SHORT PROBLEM
Go through the entries below and print each one exactly, leaving out pictures.

Excerpts from a figure dataset
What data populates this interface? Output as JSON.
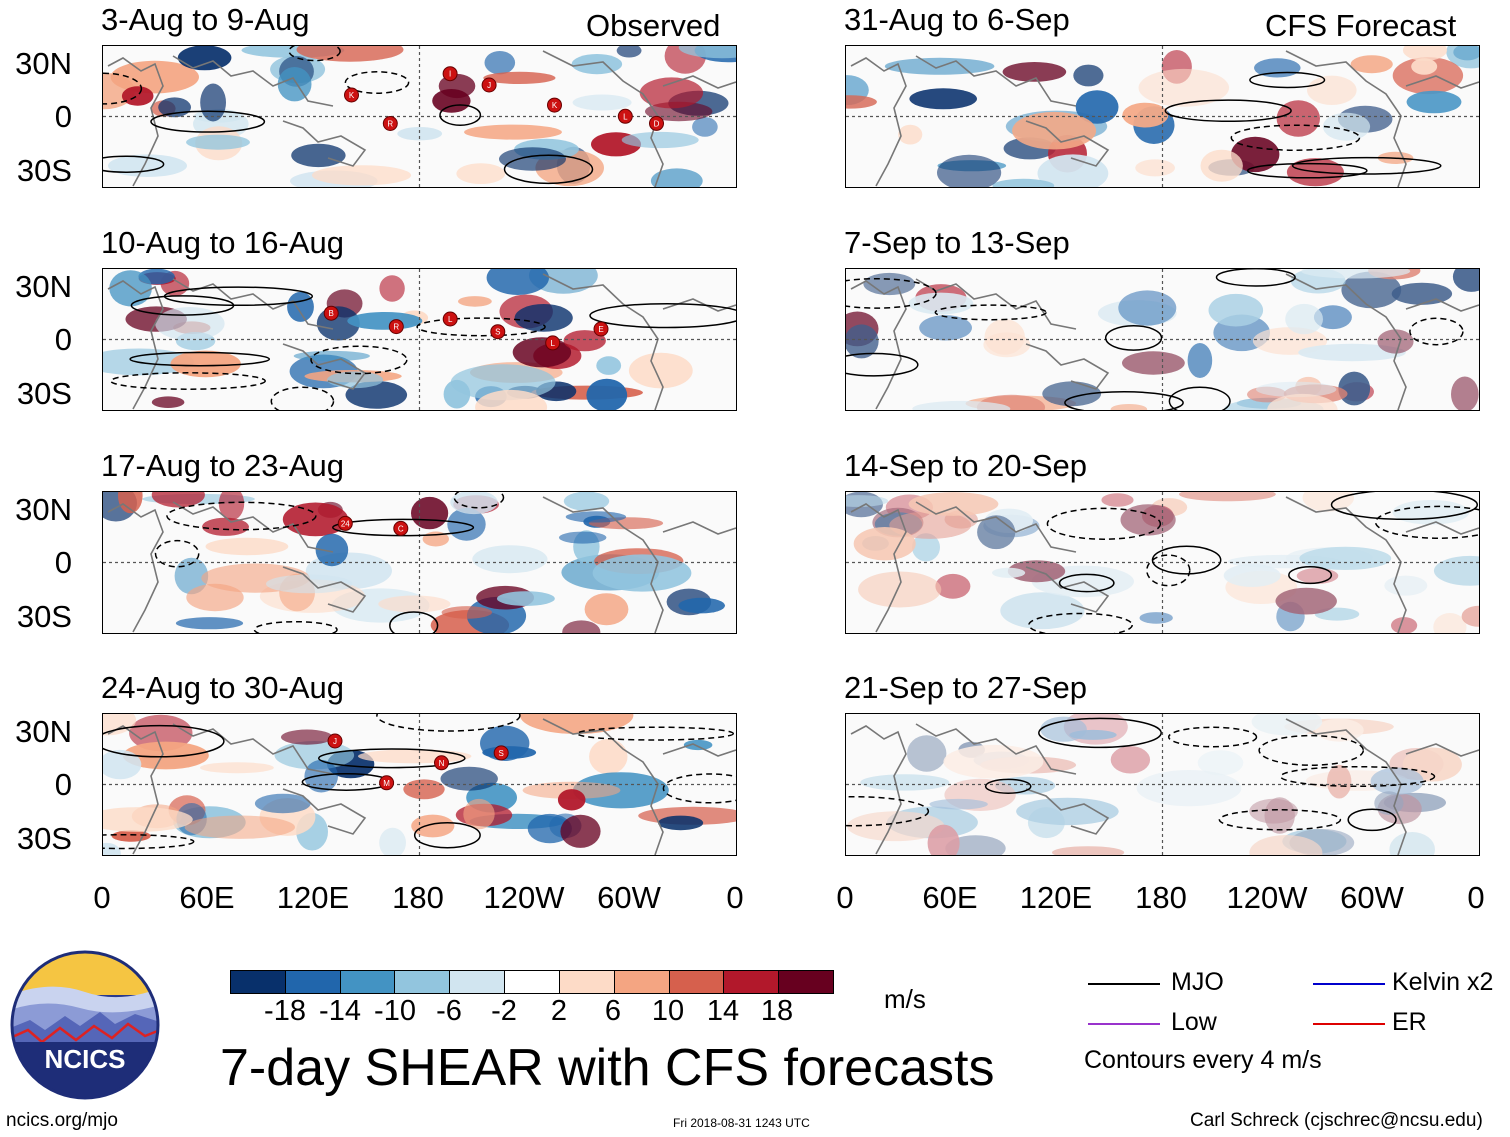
{
  "column_labels": {
    "left": "Observed",
    "right": "CFS Forecast"
  },
  "panels": [
    {
      "title": "3-Aug to 9-Aug",
      "storms": [
        "K",
        "R",
        "I",
        "J",
        "K",
        "L",
        "D"
      ]
    },
    {
      "title": "31-Aug to 6-Sep",
      "storms": []
    },
    {
      "title": "10-Aug to 16-Aug",
      "storms": [
        "B",
        "R",
        "L",
        "S",
        "L",
        "E"
      ]
    },
    {
      "title": "7-Sep to 13-Sep",
      "storms": []
    },
    {
      "title": "17-Aug to 23-Aug",
      "storms": [
        "24",
        "C"
      ]
    },
    {
      "title": "14-Sep to 20-Sep",
      "storms": []
    },
    {
      "title": "24-Aug to 30-Aug",
      "storms": [
        "J",
        "M",
        "N",
        "S"
      ]
    },
    {
      "title": "21-Sep to 27-Sep",
      "storms": []
    }
  ],
  "lat_labels": [
    "30N",
    "0",
    "30S"
  ],
  "lon_labels": [
    "0",
    "60E",
    "120E",
    "180",
    "120W",
    "60W",
    "0"
  ],
  "colorbar": {
    "colors": [
      "#08306b",
      "#2166ac",
      "#4393c3",
      "#92c5de",
      "#d1e5f0",
      "#ffffff",
      "#fddbc7",
      "#f4a582",
      "#d6604d",
      "#b2182b",
      "#67001f"
    ],
    "ticks": [
      "-18",
      "-14",
      "-10",
      "-6",
      "-2",
      "2",
      "6",
      "10",
      "14",
      "18"
    ],
    "unit": "m/s"
  },
  "title": "7-day SHEAR with CFS forecasts",
  "legend": {
    "items": [
      {
        "label": "MJO",
        "color": "#000000"
      },
      {
        "label": "Kelvin x2",
        "color": "#0000cc"
      },
      {
        "label": "Low",
        "color": "#9933cc"
      },
      {
        "label": "ER",
        "color": "#dd0000"
      }
    ],
    "note": "Contours every 4 m/s"
  },
  "footer": {
    "left": "ncics.org/mjo",
    "center": "Fri 2018-08-31 1243 UTC",
    "right": "Carl Schreck (cjschrec@ncsu.edu)"
  },
  "logo": {
    "text": "NCICS"
  }
}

TASK SOLUTION
What data populates this interface? Output as JSON.
{
  "column_labels": {
    "left": "Observed",
    "right": "CFS Forecast"
  },
  "panels": [
    {
      "title": "3-Aug to 9-Aug",
      "storms": [
        "K",
        "R",
        "I",
        "J",
        "K",
        "L",
        "D"
      ]
    },
    {
      "title": "31-Aug to 6-Sep",
      "storms": []
    },
    {
      "title": "10-Aug to 16-Aug",
      "storms": [
        "B",
        "R",
        "L",
        "S",
        "L",
        "E"
      ]
    },
    {
      "title": "7-Sep to 13-Sep",
      "storms": []
    },
    {
      "title": "17-Aug to 23-Aug",
      "storms": [
        "24",
        "C"
      ]
    },
    {
      "title": "14-Sep to 20-Sep",
      "storms": []
    },
    {
      "title": "24-Aug to 30-Aug",
      "storms": [
        "J",
        "M",
        "N",
        "S"
      ]
    },
    {
      "title": "21-Sep to 27-Sep",
      "storms": []
    }
  ],
  "lat_labels": [
    "30N",
    "0",
    "30S"
  ],
  "lon_labels": [
    "0",
    "60E",
    "120E",
    "180",
    "120W",
    "60W",
    "0"
  ],
  "colorbar": {
    "colors": [
      "#08306b",
      "#2166ac",
      "#4393c3",
      "#92c5de",
      "#d1e5f0",
      "#ffffff",
      "#fddbc7",
      "#f4a582",
      "#d6604d",
      "#b2182b",
      "#67001f"
    ],
    "ticks": [
      "-18",
      "-14",
      "-10",
      "-6",
      "-2",
      "2",
      "6",
      "10",
      "14",
      "18"
    ],
    "unit": "m/s"
  },
  "title": "7-day SHEAR with CFS forecasts",
  "legend": {
    "items": [
      {
        "label": "MJO",
        "color": "#000000"
      },
      {
        "label": "Kelvin x2",
        "color": "#0000cc"
      },
      {
        "label": "Low",
        "color": "#9933cc"
      },
      {
        "label": "ER",
        "color": "#dd0000"
      }
    ],
    "note": "Contours every 4 m/s"
  },
  "footer": {
    "left": "ncics.org/mjo",
    "center": "Fri 2018-08-31 1243 UTC",
    "right": "Carl Schreck (cjschrec@ncsu.edu)"
  },
  "logo": {
    "text": "NCICS"
  }
}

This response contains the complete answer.